■ Data for this task ■

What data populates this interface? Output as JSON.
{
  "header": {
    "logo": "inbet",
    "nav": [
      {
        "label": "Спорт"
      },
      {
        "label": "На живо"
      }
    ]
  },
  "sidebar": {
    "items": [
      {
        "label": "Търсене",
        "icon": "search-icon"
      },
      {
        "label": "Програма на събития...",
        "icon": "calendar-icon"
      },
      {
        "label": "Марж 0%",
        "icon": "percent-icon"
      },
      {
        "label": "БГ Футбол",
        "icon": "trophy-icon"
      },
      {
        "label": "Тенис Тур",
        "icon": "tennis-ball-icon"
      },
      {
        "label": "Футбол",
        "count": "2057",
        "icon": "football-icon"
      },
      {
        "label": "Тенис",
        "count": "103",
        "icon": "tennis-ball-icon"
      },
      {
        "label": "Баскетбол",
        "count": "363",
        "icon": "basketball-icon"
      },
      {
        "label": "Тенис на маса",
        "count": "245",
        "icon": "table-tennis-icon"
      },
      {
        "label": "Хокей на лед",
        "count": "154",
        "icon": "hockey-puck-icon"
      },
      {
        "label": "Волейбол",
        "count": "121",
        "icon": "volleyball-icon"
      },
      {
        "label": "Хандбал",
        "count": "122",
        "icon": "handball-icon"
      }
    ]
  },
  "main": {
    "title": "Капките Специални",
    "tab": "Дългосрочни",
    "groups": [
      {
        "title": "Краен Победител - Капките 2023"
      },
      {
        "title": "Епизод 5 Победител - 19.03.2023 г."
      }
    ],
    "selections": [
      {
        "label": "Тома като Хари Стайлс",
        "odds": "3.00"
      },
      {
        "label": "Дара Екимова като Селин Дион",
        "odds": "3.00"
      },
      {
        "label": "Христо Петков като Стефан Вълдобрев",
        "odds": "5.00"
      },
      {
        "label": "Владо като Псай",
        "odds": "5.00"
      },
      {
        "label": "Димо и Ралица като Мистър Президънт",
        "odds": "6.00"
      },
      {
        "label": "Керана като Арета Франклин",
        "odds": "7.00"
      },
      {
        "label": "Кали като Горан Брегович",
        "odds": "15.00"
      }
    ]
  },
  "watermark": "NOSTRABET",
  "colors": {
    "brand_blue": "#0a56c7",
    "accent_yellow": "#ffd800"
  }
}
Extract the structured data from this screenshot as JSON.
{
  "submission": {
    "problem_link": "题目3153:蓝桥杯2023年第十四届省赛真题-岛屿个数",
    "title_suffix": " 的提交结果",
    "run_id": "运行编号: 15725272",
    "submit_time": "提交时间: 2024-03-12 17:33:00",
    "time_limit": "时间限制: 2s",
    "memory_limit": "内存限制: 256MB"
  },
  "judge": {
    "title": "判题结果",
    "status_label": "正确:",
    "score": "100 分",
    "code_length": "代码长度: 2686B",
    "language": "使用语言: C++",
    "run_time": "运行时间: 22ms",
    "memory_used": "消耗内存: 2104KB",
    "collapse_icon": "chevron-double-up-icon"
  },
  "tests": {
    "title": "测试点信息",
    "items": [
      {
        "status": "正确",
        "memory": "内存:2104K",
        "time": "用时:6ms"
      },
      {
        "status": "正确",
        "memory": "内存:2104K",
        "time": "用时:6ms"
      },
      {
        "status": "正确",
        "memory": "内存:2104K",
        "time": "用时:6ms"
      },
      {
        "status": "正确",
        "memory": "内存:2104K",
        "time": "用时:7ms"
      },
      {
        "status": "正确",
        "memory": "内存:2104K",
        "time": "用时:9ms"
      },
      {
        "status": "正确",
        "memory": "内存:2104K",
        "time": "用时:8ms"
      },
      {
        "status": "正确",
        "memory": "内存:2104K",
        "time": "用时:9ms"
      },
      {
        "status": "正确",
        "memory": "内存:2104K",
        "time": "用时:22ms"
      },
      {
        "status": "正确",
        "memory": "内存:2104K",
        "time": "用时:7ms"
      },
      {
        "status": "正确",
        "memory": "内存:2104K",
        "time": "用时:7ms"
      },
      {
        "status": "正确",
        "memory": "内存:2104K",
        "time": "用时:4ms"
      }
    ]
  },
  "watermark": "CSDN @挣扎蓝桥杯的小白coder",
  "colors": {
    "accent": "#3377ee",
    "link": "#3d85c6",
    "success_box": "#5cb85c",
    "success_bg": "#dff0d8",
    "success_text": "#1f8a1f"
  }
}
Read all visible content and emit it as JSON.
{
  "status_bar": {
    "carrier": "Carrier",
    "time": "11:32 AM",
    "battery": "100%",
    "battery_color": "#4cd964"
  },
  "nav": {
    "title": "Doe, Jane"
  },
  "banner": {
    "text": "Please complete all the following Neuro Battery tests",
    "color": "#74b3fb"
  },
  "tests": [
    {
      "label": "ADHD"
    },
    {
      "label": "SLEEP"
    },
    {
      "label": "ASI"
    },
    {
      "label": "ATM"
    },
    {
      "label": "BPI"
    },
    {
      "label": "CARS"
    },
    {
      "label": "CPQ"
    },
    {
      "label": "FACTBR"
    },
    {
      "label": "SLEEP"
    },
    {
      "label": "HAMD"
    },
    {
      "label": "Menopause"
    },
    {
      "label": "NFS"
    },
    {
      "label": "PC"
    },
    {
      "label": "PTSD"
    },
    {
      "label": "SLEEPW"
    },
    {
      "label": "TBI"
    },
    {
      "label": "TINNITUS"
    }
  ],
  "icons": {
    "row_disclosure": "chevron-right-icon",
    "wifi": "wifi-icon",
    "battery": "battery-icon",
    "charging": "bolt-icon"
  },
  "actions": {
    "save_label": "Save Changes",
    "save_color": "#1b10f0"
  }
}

■ Stated task ■
Copy out all the entries shown above, character for character.

■ Exercise output ■
What data populates this interface? Output as JSON.
{
  "header": {
    "logo": "inbet",
    "nav": [
      {
        "label": "Спорт"
      },
      {
        "label": "На живо"
      }
    ]
  },
  "sidebar": {
    "items": [
      {
        "label": "Търсене",
        "icon": "search-icon"
      },
      {
        "label": "Програма на събития...",
        "icon": "calendar-icon"
      },
      {
        "label": "Марж 0%",
        "icon": "percent-icon"
      },
      {
        "label": "БГ Футбол",
        "icon": "trophy-icon"
      },
      {
        "label": "Тенис Тур",
        "icon": "tennis-ball-icon"
      },
      {
        "label": "Футбол",
        "count": "2057",
        "icon": "football-icon"
      },
      {
        "label": "Тенис",
        "count": "103",
        "icon": "tennis-ball-icon"
      },
      {
        "label": "Баскетбол",
        "count": "363",
        "icon": "basketball-icon"
      },
      {
        "label": "Тенис на маса",
        "count": "245",
        "icon": "table-tennis-icon"
      },
      {
        "label": "Хокей на лед",
        "count": "154",
        "icon": "hockey-puck-icon"
      },
      {
        "label": "Волейбол",
        "count": "121",
        "icon": "volleyball-icon"
      },
      {
        "label": "Хандбал",
        "count": "122",
        "icon": "handball-icon"
      }
    ]
  },
  "main": {
    "title": "Капките Специални",
    "tab": "Дългосрочни",
    "groups": [
      {
        "title": "Краен Победител - Капките 2023"
      },
      {
        "title": "Епизод 5 Победител - 19.03.2023 г."
      }
    ],
    "selections": [
      {
        "label": "Тома като Хари Стайлс",
        "odds": "3.00"
      },
      {
        "label": "Дара Екимова като Селин Дион",
        "odds": "3.00"
      },
      {
        "label": "Христо Петков като Стефан Вълдобрев",
        "odds": "5.00"
      },
      {
        "label": "Владо като Псай",
        "odds": "5.00"
      },
      {
        "label": "Димо и Ралица като Мистър Президънт",
        "odds": "6.00"
      },
      {
        "label": "Керана като Арета Франклин",
        "odds": "7.00"
      },
      {
        "label": "Кали като Горан Брегович",
        "odds": "15.00"
      }
    ]
  },
  "watermark": "NOSTRABET",
  "colors": {
    "brand_blue": "#0a56c7",
    "accent_yellow": "#ffd800"
  }
}
Extract the structured data from this screenshot as JSON.
{
  "submission": {
    "problem_link": "题目3153:蓝桥杯2023年第十四届省赛真题-岛屿个数",
    "title_suffix": " 的提交结果",
    "run_id": "运行编号: 15725272",
    "submit_time": "提交时间: 2024-03-12 17:33:00",
    "time_limit": "时间限制: 2s",
    "memory_limit": "内存限制: 256MB"
  },
  "judge": {
    "title": "判题结果",
    "status_label": "正确:",
    "score": "100 分",
    "code_length": "代码长度: 2686B",
    "language": "使用语言: C++",
    "run_time": "运行时间: 22ms",
    "memory_used": "消耗内存: 2104KB",
    "collapse_icon": "chevron-double-up-icon"
  },
  "tests": {
    "title": "测试点信息",
    "items": [
      {
        "status": "正确",
        "memory": "内存:2104K",
        "time": "用时:6ms"
      },
      {
        "status": "正确",
        "memory": "内存:2104K",
        "time": "用时:6ms"
      },
      {
        "status": "正确",
        "memory": "内存:2104K",
        "time": "用时:6ms"
      },
      {
        "status": "正确",
        "memory": "内存:2104K",
        "time": "用时:7ms"
      },
      {
        "status": "正确",
        "memory": "内存:2104K",
        "time": "用时:9ms"
      },
      {
        "status": "正确",
        "memory": "内存:2104K",
        "time": "用时:8ms"
      },
      {
        "status": "正确",
        "memory": "内存:2104K",
        "time": "用时:9ms"
      },
      {
        "status": "正确",
        "memory": "内存:2104K",
        "time": "用时:22ms"
      },
      {
        "status": "正确",
        "memory": "内存:2104K",
        "time": "用时:7ms"
      },
      {
        "status": "正确",
        "memory": "内存:2104K",
        "time": "用时:7ms"
      },
      {
        "status": "正确",
        "memory": "内存:2104K",
        "time": "用时:4ms"
      }
    ]
  },
  "watermark": "CSDN @挣扎蓝桥杯的小白coder",
  "colors": {
    "accent": "#3377ee",
    "link": "#3d85c6",
    "success_box": "#5cb85c",
    "success_bg": "#dff0d8",
    "success_text": "#1f8a1f"
  }
}
Read all visible content and emit it as JSON.
{
  "status_bar": {
    "carrier": "Carrier",
    "time": "11:32 AM",
    "battery": "100%",
    "battery_color": "#4cd964"
  },
  "nav": {
    "title": "Doe, Jane"
  },
  "banner": {
    "text": "Please complete all the following Neuro Battery tests",
    "color": "#74b3fb"
  },
  "tests": [
    {
      "label": "ADHD"
    },
    {
      "label": "SLEEP"
    },
    {
      "label": "ASI"
    },
    {
      "label": "ATM"
    },
    {
      "label": "BPI"
    },
    {
      "label": "CARS"
    },
    {
      "label": "CPQ"
    },
    {
      "label": "FACTBR"
    },
    {
      "label": "SLEEP"
    },
    {
      "label": "HAMD"
    },
    {
      "label": "Menopause"
    },
    {
      "label": "NFS"
    },
    {
      "label": "PC"
    },
    {
      "label": "PTSD"
    },
    {
      "label": "SLEEPW"
    },
    {
      "label": "TBI"
    },
    {
      "label": "TINNITUS"
    }
  ],
  "icons": {
    "row_disclosure": "chevron-right-icon",
    "wifi": "wifi-icon",
    "battery": "battery-icon",
    "charging": "bolt-icon"
  },
  "actions": {
    "save_label": "Save Changes",
    "save_color": "#1b10f0"
  }
}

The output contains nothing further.